▸ Aim of the task
Can you rewrite the items between the lines holding "Give me the" and "point (662, 124, 676, 138)", inclusive, with "data-label" replaced by "value-label" and everything else left unchanged?

▸ Provided information
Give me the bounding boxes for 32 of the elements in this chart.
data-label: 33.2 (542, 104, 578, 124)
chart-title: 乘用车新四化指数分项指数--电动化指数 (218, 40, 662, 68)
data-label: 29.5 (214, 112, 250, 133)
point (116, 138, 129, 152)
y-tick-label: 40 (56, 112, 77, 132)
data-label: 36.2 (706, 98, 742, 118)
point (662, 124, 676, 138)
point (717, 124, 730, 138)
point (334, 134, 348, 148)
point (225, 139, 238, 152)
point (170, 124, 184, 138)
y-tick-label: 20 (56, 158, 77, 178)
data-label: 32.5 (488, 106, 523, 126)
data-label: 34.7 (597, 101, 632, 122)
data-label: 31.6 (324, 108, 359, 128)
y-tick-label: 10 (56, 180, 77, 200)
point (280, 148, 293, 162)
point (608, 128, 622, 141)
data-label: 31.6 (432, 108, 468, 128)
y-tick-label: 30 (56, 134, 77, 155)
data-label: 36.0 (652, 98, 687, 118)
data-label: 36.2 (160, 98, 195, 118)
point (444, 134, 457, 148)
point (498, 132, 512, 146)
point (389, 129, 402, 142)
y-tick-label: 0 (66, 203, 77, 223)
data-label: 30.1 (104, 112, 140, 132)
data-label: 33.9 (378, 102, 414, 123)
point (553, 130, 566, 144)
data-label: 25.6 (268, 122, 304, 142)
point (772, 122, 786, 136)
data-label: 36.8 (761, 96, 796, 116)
* * *
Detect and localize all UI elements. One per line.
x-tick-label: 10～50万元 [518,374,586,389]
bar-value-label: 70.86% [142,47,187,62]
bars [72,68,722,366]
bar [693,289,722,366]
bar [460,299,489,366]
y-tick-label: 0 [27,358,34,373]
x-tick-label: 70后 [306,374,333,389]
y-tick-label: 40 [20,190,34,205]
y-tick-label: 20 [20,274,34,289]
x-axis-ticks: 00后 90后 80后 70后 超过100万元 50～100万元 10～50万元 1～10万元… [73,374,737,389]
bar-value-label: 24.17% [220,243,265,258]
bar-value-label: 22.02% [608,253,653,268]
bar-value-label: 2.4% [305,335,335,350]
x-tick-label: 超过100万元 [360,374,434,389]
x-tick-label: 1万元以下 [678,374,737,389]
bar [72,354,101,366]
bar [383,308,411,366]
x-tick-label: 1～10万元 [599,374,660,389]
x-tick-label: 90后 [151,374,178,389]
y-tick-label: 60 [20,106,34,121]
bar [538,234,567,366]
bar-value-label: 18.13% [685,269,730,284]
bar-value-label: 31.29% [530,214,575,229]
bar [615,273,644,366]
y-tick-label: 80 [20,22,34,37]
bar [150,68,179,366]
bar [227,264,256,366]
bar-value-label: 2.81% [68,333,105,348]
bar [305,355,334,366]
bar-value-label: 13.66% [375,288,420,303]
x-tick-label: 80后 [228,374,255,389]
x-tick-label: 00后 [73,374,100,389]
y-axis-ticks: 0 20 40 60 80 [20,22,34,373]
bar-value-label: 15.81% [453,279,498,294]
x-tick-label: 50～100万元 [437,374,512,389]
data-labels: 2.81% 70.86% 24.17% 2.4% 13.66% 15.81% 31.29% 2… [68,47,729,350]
--
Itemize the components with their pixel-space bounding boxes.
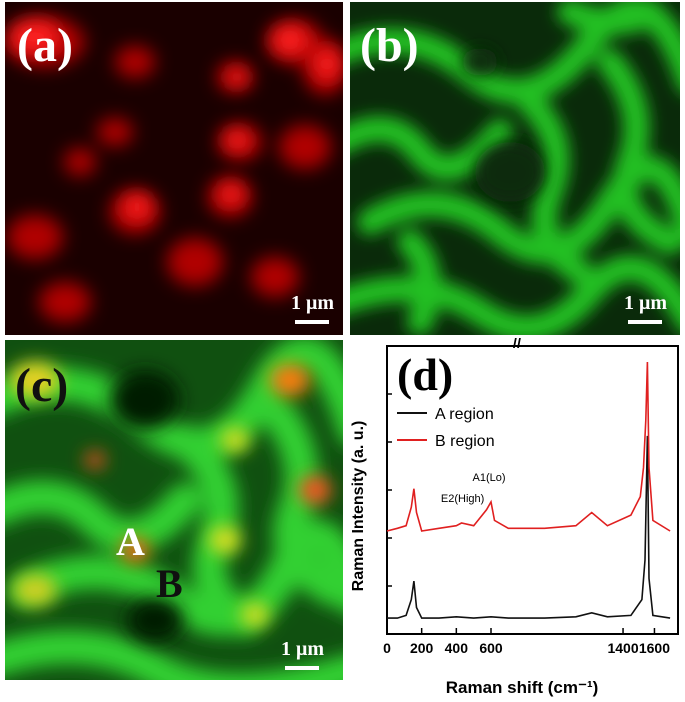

▸ Full solution
Give me the bounding boxes for 32 of the elements in this chart.
value-label: 33.2 (542, 104, 578, 124)
chart-title: 乘用车新四化指数分项指数--电动化指数 (218, 40, 662, 68)
value-label: 29.5 (214, 112, 250, 133)
point (116, 138, 129, 152)
y-tick-label: 40 (56, 112, 77, 132)
value-label: 36.2 (706, 98, 742, 118)
point (662, 124, 676, 138)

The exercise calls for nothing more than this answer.